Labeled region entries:
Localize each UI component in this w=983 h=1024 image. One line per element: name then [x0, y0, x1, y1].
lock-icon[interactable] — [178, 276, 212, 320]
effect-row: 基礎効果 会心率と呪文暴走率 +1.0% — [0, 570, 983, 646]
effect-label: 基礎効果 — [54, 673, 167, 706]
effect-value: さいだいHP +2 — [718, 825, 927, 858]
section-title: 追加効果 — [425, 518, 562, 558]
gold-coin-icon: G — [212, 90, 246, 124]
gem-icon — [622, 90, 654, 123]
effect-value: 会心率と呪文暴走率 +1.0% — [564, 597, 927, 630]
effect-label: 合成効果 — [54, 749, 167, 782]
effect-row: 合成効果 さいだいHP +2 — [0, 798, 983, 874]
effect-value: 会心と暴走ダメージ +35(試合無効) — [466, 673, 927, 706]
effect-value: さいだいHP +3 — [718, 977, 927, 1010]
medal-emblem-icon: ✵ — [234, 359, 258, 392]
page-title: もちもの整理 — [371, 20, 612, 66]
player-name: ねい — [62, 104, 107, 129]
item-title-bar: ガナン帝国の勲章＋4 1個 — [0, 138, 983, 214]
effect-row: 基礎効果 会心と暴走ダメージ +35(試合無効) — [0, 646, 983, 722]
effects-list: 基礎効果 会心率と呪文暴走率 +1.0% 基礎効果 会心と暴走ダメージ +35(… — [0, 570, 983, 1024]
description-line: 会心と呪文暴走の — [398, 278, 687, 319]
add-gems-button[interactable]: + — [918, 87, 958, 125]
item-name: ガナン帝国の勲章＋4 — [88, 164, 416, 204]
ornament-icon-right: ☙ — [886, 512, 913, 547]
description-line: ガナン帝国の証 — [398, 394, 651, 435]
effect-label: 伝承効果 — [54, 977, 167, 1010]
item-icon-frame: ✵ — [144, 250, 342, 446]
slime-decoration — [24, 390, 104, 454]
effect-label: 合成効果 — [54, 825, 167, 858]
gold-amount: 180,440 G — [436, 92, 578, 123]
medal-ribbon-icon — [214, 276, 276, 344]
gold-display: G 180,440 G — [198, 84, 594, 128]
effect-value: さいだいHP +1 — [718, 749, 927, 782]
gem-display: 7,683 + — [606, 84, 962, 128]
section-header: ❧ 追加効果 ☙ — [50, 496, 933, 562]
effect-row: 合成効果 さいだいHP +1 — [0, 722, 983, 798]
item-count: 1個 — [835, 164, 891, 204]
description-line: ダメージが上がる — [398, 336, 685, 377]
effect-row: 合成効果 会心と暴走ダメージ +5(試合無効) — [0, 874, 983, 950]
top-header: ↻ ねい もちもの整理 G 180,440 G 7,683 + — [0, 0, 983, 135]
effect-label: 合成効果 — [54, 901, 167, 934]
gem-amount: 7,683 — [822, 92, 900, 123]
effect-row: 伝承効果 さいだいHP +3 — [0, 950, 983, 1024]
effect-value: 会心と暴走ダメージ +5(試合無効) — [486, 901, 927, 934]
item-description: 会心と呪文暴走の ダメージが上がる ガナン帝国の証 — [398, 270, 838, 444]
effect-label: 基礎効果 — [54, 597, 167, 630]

## Problem to work on
Turn every line of the listing above into a numbered list, leaving out any blank lines.

## Answer below
1. Localize each UI component in this w=983 h=1024 image. One line per element: name then [x0, y0, x1, y1].
2. lock-icon[interactable] — [178, 276, 212, 320]
3. effect-row: 基礎効果 会心率と呪文暴走率 +1.0% — [0, 570, 983, 646]
4. effect-label: 基礎効果 — [54, 673, 167, 706]
5. effect-value: さいだいHP +2 — [718, 825, 927, 858]
6. section-title: 追加効果 — [425, 518, 562, 558]
7. gold-coin-icon: G — [212, 90, 246, 124]
8. gem-icon — [622, 90, 654, 123]
9. effect-value: 会心率と呪文暴走率 +1.0% — [564, 597, 927, 630]
10. effect-label: 合成効果 — [54, 749, 167, 782]
11. effect-row: 合成効果 さいだいHP +2 — [0, 798, 983, 874]
12. effect-value: 会心と暴走ダメージ +35(試合無効) — [466, 673, 927, 706]
13. effect-value: さいだいHP +3 — [718, 977, 927, 1010]
14. medal-emblem-icon: ✵ — [234, 359, 258, 392]
15. page-title: もちもの整理 — [371, 20, 612, 66]
16. player-name: ねい — [62, 104, 107, 129]
17. item-title-bar: ガナン帝国の勲章＋4 1個 — [0, 138, 983, 214]
18. effect-row: 基礎効果 会心と暴走ダメージ +35(試合無効) — [0, 646, 983, 722]
19. effects-list: 基礎効果 会心率と呪文暴走率 +1.0% 基礎効果 会心と暴走ダメージ +35(… — [0, 570, 983, 1024]
20. description-line: 会心と呪文暴走の — [398, 278, 687, 319]
21. add-gems-button[interactable]: + — [918, 87, 958, 125]
22. item-name: ガナン帝国の勲章＋4 — [88, 164, 416, 204]
23. ornament-icon-right: ☙ — [886, 512, 913, 547]
24. description-line: ガナン帝国の証 — [398, 394, 651, 435]
25. effect-label: 伝承効果 — [54, 977, 167, 1010]
26. item-icon-frame: ✵ — [144, 250, 342, 446]
27. slime-decoration — [24, 390, 104, 454]
28. effect-label: 合成効果 — [54, 825, 167, 858]
29. gold-amount: 180,440 G — [436, 92, 578, 123]
30. medal-ribbon-icon — [214, 276, 276, 344]
31. gold-display: G 180,440 G — [198, 84, 594, 128]
32. effect-value: さいだいHP +1 — [718, 749, 927, 782]
33. gem-display: 7,683 + — [606, 84, 962, 128]
34. section-header: ❧ 追加効果 ☙ — [50, 496, 933, 562]
35. effect-row: 合成効果 さいだいHP +1 — [0, 722, 983, 798]
36. item-count: 1個 — [835, 164, 891, 204]
37. description-line: ダメージが上がる — [398, 336, 685, 377]
38. effect-row: 合成効果 会心と暴走ダメージ +5(試合無効) — [0, 874, 983, 950]
39. top-header: ↻ ねい もちもの整理 G 180,440 G 7,683 + — [0, 0, 983, 135]
40. effect-label: 合成効果 — [54, 901, 167, 934]
41. gem-amount: 7,683 — [822, 92, 900, 123]
42. effect-row: 伝承効果 さいだいHP +3 — [0, 950, 983, 1024]
43. effect-value: 会心と暴走ダメージ +5(試合無効) — [486, 901, 927, 934]
44. item-description: 会心と呪文暴走の ダメージが上がる ガナン帝国の証 — [398, 270, 838, 444]
45. effect-label: 基礎効果 — [54, 597, 167, 630]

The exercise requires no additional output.